Extracted data »
........
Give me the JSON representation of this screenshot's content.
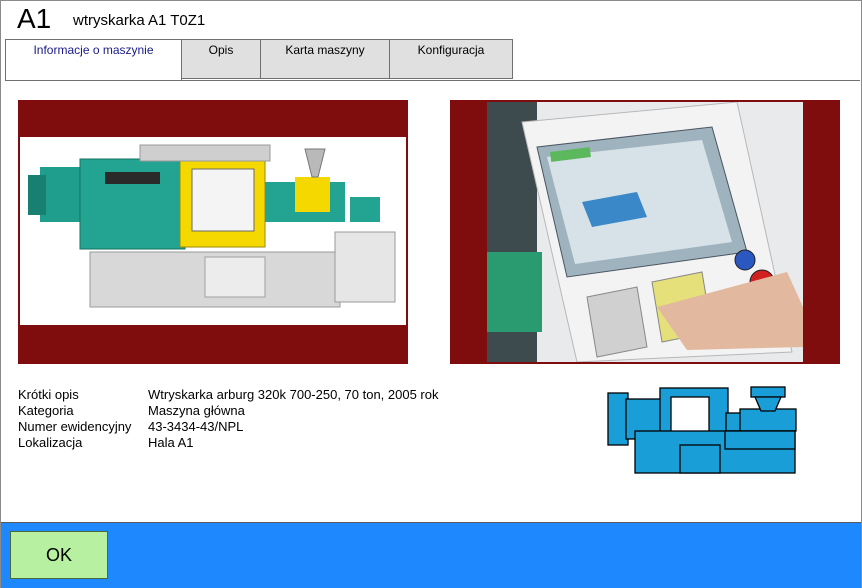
{
  "window": {
    "code": "A1",
    "name": "wtryskarka A1  T0Z1"
  },
  "tabs": [
    {
      "label": "Informacje o maszynie",
      "active": true
    },
    {
      "label": "Opis",
      "active": false
    },
    {
      "label": "Karta maszyny",
      "active": false
    },
    {
      "label": "Konfiguracja",
      "active": false
    }
  ],
  "images": {
    "machine_photo_icon": "injection-molding-machine-photo",
    "panel_photo_icon": "control-panel-photo",
    "machine_symbol_icon": "injection-machine-symbol-icon"
  },
  "info": [
    {
      "label": "Krótki opis",
      "value": "Wtryskarka arburg 320k 700-250, 70 ton, 2005 rok"
    },
    {
      "label": "Kategoria",
      "value": "Maszyna główna"
    },
    {
      "label": "Numer ewidencyjny",
      "value": "43-3434-43/NPL"
    },
    {
      "label": "Lokalizacja",
      "value": "Hala A1"
    }
  ],
  "footer": {
    "ok_label": "OK"
  },
  "colors": {
    "frame": "#7f0d0d",
    "footer": "#1e88ff",
    "ok_button": "#b7f0a0",
    "symbol": "#1a9ed8"
  }
}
........
Without the images, write out each line of the data verbatim.

Output for this exercise »
Give me the JSON representation of this screenshot's content.
{
  "window": {
    "code": "A1",
    "name": "wtryskarka A1  T0Z1"
  },
  "tabs": [
    {
      "label": "Informacje o maszynie",
      "active": true
    },
    {
      "label": "Opis",
      "active": false
    },
    {
      "label": "Karta maszyny",
      "active": false
    },
    {
      "label": "Konfiguracja",
      "active": false
    }
  ],
  "images": {
    "machine_photo_icon": "injection-molding-machine-photo",
    "panel_photo_icon": "control-panel-photo",
    "machine_symbol_icon": "injection-machine-symbol-icon"
  },
  "info": [
    {
      "label": "Krótki opis",
      "value": "Wtryskarka arburg 320k 700-250, 70 ton, 2005 rok"
    },
    {
      "label": "Kategoria",
      "value": "Maszyna główna"
    },
    {
      "label": "Numer ewidencyjny",
      "value": "43-3434-43/NPL"
    },
    {
      "label": "Lokalizacja",
      "value": "Hala A1"
    }
  ],
  "footer": {
    "ok_label": "OK"
  },
  "colors": {
    "frame": "#7f0d0d",
    "footer": "#1e88ff",
    "ok_button": "#b7f0a0",
    "symbol": "#1a9ed8"
  }
}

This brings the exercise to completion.